*Exercise*
Transcribe the listing in full, excluding any pictures.

▬▬▬

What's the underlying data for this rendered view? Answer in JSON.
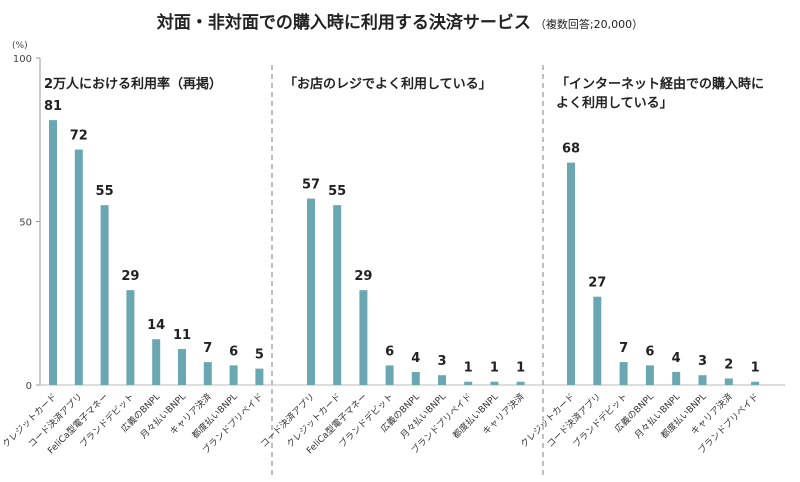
{
  "title": "対面・非対面での購入時に利用する決済サービス",
  "subtitle": "（複数回答;20,000）",
  "unit_label": "(%)",
  "chart_data": [
    {
      "type": "bar",
      "title": "2万人における利用率（再掲）",
      "categories": [
        "クレジットカード",
        "コード決済アプリ",
        "FeliCa型電子マネー",
        "ブランドデビット",
        "広義のBNPL",
        "月々払いBNPL",
        "キャリア決済",
        "都度払いBNPL",
        "ブランドプリペイド"
      ],
      "values": [
        81,
        72,
        55,
        29,
        14,
        11,
        7,
        6,
        5
      ],
      "yticks": [
        0,
        50,
        100
      ],
      "ylim": [
        0,
        100
      ]
    },
    {
      "type": "bar",
      "title": "「お店のレジでよく利用している」",
      "categories": [
        "コード決済アプリ",
        "クレジットカード",
        "FeliCa型電子マネー",
        "ブランドデビット",
        "広義のBNPL",
        "月々払いBNPL",
        "ブランドプリペイド",
        "都度払いBNPL",
        "キャリア決済"
      ],
      "values": [
        57,
        55,
        29,
        6,
        4,
        3,
        1,
        1,
        1
      ],
      "ylim": [
        0,
        100
      ]
    },
    {
      "type": "bar",
      "title_lines": [
        "「インターネット経由での購入時に",
        "よく利用している」"
      ],
      "categories": [
        "クレジットカード",
        "コード決済アプリ",
        "ブランドデビット",
        "広義のBNPL",
        "月々払いBNPL",
        "都度払いBNPL",
        "キャリア決済",
        "ブランドプリペイド"
      ],
      "values": [
        68,
        27,
        7,
        6,
        4,
        3,
        2,
        1
      ],
      "ylim": [
        0,
        100
      ]
    }
  ]
}
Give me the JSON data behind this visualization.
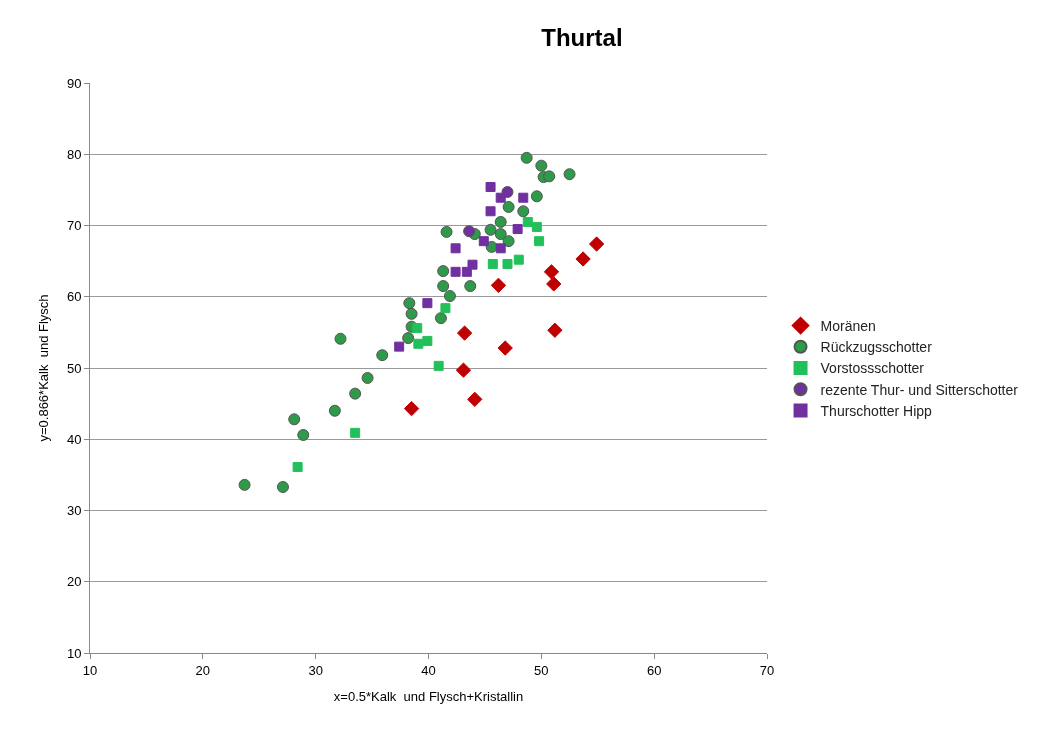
{
  "chart_data": {
    "type": "scatter",
    "title": "Thurtal",
    "xlabel": "x=0.5*Kalk  und Flysch+Kristallin",
    "ylabel": "y=0.866*Kalk  und Flysch",
    "xlim": [
      10,
      70
    ],
    "xticks": [
      10,
      20,
      30,
      40,
      50,
      60,
      70
    ],
    "ylim": [
      10,
      90
    ],
    "yticks": [
      10,
      20,
      30,
      40,
      50,
      60,
      70,
      80,
      90
    ],
    "grid": "y",
    "legend": "right",
    "series": [
      {
        "name": "Moränen",
        "color": "#c00000",
        "marker": "diamond",
        "x": [
          38.5,
          43.2,
          43.1,
          44.1,
          46.2,
          46.8,
          50.9,
          51.1,
          51.2,
          53.7,
          54.9
        ],
        "values": [
          44.3,
          54.9,
          49.7,
          45.6,
          61.6,
          52.8,
          63.5,
          61.8,
          55.3,
          65.3,
          67.4
        ]
      },
      {
        "name": "Rückzugsschotter",
        "color": "#2e9a4a",
        "marker": "circle",
        "x": [
          23.7,
          27.1,
          28.1,
          28.9,
          31.7,
          32.2,
          33.5,
          34.6,
          35.9,
          38.3,
          38.5,
          38.5,
          38.2,
          41.1,
          41.3,
          41.3,
          41.6,
          41.9,
          43.7,
          44.1,
          45.5,
          46.4,
          45.6,
          47.1,
          46.4,
          47.1,
          48.4,
          49.6,
          48.7,
          50.0,
          50.2,
          50.7,
          52.5
        ],
        "values": [
          33.6,
          33.3,
          42.8,
          40.6,
          44.0,
          54.1,
          46.4,
          48.6,
          51.8,
          59.1,
          57.6,
          55.8,
          54.2,
          57.0,
          61.5,
          63.6,
          69.1,
          60.1,
          61.5,
          68.8,
          69.4,
          68.8,
          67.0,
          67.8,
          70.5,
          72.6,
          72.0,
          74.1,
          79.5,
          78.4,
          76.8,
          76.9,
          77.2
        ]
      },
      {
        "name": "Vorstossschotter",
        "color": "#22c05a",
        "marker": "square",
        "x": [
          28.4,
          33.5,
          40.9,
          39.0,
          39.1,
          39.9,
          41.5,
          45.7,
          47.0,
          48.0,
          48.8,
          49.6,
          49.8
        ],
        "values": [
          36.1,
          40.9,
          50.3,
          55.6,
          53.4,
          53.8,
          58.4,
          64.6,
          64.6,
          65.2,
          70.5,
          69.8,
          67.8
        ]
      },
      {
        "name": "rezente Thur- und Sitterschotter",
        "color": "#7030a0",
        "marker": "circle",
        "x": [
          43.6,
          47.0
        ],
        "values": [
          69.2,
          74.7
        ]
      },
      {
        "name": "Thurschotter Hipp",
        "color": "#7030a0",
        "marker": "square",
        "x": [
          37.4,
          39.9,
          42.4,
          42.4,
          43.4,
          43.9,
          44.9,
          46.4,
          47.9,
          45.5,
          46.4,
          48.4,
          45.5
        ],
        "values": [
          53.0,
          59.1,
          63.5,
          66.8,
          63.5,
          64.5,
          67.8,
          66.8,
          69.5,
          72.0,
          73.9,
          73.9,
          75.4
        ]
      }
    ]
  }
}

▬▬▬

*Written answer*
What's the underlying data for this rendered view? Answer in JSON.
{
  "title": "対面・非対面での購入時に利用する決済サービス",
  "subtitle": "（複数回答;20,000）",
  "unit_label": "(%)",
  "chart_data": [
    {
      "type": "bar",
      "title": "2万人における利用率（再掲）",
      "categories": [
        "クレジットカード",
        "コード決済アプリ",
        "FeliCa型電子マネー",
        "ブランドデビット",
        "広義のBNPL",
        "月々払いBNPL",
        "キャリア決済",
        "都度払いBNPL",
        "ブランドプリペイド"
      ],
      "values": [
        81,
        72,
        55,
        29,
        14,
        11,
        7,
        6,
        5
      ],
      "yticks": [
        0,
        50,
        100
      ],
      "ylim": [
        0,
        100
      ]
    },
    {
      "type": "bar",
      "title": "「お店のレジでよく利用している」",
      "categories": [
        "コード決済アプリ",
        "クレジットカード",
        "FeliCa型電子マネー",
        "ブランドデビット",
        "広義のBNPL",
        "月々払いBNPL",
        "ブランドプリペイド",
        "都度払いBNPL",
        "キャリア決済"
      ],
      "values": [
        57,
        55,
        29,
        6,
        4,
        3,
        1,
        1,
        1
      ],
      "ylim": [
        0,
        100
      ]
    },
    {
      "type": "bar",
      "title_lines": [
        "「インターネット経由での購入時に",
        "よく利用している」"
      ],
      "categories": [
        "クレジットカード",
        "コード決済アプリ",
        "ブランドデビット",
        "広義のBNPL",
        "月々払いBNPL",
        "都度払いBNPL",
        "キャリア決済",
        "ブランドプリペイド"
      ],
      "values": [
        68,
        27,
        7,
        6,
        4,
        3,
        2,
        1
      ],
      "ylim": [
        0,
        100
      ]
    }
  ]
}
Give me the JSON data behind this visualization.
{
  "chart_data": {
    "type": "scatter",
    "title": "Thurtal",
    "xlabel": "x=0.5*Kalk  und Flysch+Kristallin",
    "ylabel": "y=0.866*Kalk  und Flysch",
    "xlim": [
      10,
      70
    ],
    "xticks": [
      10,
      20,
      30,
      40,
      50,
      60,
      70
    ],
    "ylim": [
      10,
      90
    ],
    "yticks": [
      10,
      20,
      30,
      40,
      50,
      60,
      70,
      80,
      90
    ],
    "grid": "y",
    "legend": "right",
    "series": [
      {
        "name": "Moränen",
        "color": "#c00000",
        "marker": "diamond",
        "x": [
          38.5,
          43.2,
          43.1,
          44.1,
          46.2,
          46.8,
          50.9,
          51.1,
          51.2,
          53.7,
          54.9
        ],
        "values": [
          44.3,
          54.9,
          49.7,
          45.6,
          61.6,
          52.8,
          63.5,
          61.8,
          55.3,
          65.3,
          67.4
        ]
      },
      {
        "name": "Rückzugsschotter",
        "color": "#2e9a4a",
        "marker": "circle",
        "x": [
          23.7,
          27.1,
          28.1,
          28.9,
          31.7,
          32.2,
          33.5,
          34.6,
          35.9,
          38.3,
          38.5,
          38.5,
          38.2,
          41.1,
          41.3,
          41.3,
          41.6,
          41.9,
          43.7,
          44.1,
          45.5,
          46.4,
          45.6,
          47.1,
          46.4,
          47.1,
          48.4,
          49.6,
          48.7,
          50.0,
          50.2,
          50.7,
          52.5
        ],
        "values": [
          33.6,
          33.3,
          42.8,
          40.6,
          44.0,
          54.1,
          46.4,
          48.6,
          51.8,
          59.1,
          57.6,
          55.8,
          54.2,
          57.0,
          61.5,
          63.6,
          69.1,
          60.1,
          61.5,
          68.8,
          69.4,
          68.8,
          67.0,
          67.8,
          70.5,
          72.6,
          72.0,
          74.1,
          79.5,
          78.4,
          76.8,
          76.9,
          77.2
        ]
      },
      {
        "name": "Vorstossschotter",
        "color": "#22c05a",
        "marker": "square",
        "x": [
          28.4,
          33.5,
          40.9,
          39.0,
          39.1,
          39.9,
          41.5,
          45.7,
          47.0,
          48.0,
          48.8,
          49.6,
          49.8
        ],
        "values": [
          36.1,
          40.9,
          50.3,
          55.6,
          53.4,
          53.8,
          58.4,
          64.6,
          64.6,
          65.2,
          70.5,
          69.8,
          67.8
        ]
      },
      {
        "name": "rezente Thur- und Sitterschotter",
        "color": "#7030a0",
        "marker": "circle",
        "x": [
          43.6,
          47.0
        ],
        "values": [
          69.2,
          74.7
        ]
      },
      {
        "name": "Thurschotter Hipp",
        "color": "#7030a0",
        "marker": "square",
        "x": [
          37.4,
          39.9,
          42.4,
          42.4,
          43.4,
          43.9,
          44.9,
          46.4,
          47.9,
          45.5,
          46.4,
          48.4,
          45.5
        ],
        "values": [
          53.0,
          59.1,
          63.5,
          66.8,
          63.5,
          64.5,
          67.8,
          66.8,
          69.5,
          72.0,
          73.9,
          73.9,
          75.4
        ]
      }
    ]
  }
}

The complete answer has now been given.